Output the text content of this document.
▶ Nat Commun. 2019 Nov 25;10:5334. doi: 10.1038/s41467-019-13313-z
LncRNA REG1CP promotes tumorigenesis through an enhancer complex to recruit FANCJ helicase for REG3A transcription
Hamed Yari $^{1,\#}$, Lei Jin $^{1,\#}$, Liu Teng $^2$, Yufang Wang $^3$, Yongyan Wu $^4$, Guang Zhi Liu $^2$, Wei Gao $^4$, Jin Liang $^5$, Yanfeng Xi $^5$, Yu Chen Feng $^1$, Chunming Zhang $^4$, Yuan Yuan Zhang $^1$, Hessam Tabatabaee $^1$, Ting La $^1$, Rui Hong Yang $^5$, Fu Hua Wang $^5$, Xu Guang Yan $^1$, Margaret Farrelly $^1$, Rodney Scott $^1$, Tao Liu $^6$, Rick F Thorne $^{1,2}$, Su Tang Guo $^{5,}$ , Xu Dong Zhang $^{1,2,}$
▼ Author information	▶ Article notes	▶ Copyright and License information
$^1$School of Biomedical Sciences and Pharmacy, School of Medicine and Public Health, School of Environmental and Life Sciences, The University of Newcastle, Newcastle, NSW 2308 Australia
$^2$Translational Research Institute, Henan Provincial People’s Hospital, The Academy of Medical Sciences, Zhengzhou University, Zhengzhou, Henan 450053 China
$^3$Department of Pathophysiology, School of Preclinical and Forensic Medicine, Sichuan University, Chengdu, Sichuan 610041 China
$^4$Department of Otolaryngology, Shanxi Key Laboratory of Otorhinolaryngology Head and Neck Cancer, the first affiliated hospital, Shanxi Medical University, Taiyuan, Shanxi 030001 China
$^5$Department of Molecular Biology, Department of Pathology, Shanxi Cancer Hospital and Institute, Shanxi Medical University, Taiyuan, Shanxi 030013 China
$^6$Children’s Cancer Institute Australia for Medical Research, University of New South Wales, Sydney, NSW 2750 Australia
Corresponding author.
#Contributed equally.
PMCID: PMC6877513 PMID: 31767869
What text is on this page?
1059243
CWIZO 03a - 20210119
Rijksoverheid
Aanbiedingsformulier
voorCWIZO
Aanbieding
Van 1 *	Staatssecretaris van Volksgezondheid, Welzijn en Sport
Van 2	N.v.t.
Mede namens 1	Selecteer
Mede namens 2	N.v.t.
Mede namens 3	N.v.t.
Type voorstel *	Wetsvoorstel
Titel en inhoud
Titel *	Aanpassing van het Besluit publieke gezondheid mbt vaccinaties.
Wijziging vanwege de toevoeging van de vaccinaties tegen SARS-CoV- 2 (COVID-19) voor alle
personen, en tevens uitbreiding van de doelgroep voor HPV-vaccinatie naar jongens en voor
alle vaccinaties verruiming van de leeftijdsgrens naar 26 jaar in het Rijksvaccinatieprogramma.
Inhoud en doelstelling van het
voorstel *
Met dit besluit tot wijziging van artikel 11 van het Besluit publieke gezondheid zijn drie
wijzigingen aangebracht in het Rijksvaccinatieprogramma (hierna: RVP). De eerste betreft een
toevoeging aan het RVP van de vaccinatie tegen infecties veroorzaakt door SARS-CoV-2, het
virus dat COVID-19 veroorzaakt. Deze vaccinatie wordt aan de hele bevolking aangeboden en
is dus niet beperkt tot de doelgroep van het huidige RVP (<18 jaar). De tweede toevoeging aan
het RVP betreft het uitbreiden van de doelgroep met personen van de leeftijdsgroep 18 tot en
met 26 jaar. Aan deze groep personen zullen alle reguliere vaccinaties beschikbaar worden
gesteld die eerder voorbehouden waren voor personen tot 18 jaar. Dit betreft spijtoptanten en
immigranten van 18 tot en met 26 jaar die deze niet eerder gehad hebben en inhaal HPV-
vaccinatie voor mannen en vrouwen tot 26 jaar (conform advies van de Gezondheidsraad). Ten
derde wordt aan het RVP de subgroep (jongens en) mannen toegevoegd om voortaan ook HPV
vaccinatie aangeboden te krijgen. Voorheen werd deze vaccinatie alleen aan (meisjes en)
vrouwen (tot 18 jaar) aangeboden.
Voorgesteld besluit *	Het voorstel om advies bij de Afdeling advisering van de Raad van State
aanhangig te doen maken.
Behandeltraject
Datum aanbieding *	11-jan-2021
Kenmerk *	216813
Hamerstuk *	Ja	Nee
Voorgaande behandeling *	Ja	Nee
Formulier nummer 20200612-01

════════

--- Your goal ---
Within the records above, count the lines that hold the word "doelgroep" and give only that number.

--- Response below ---
3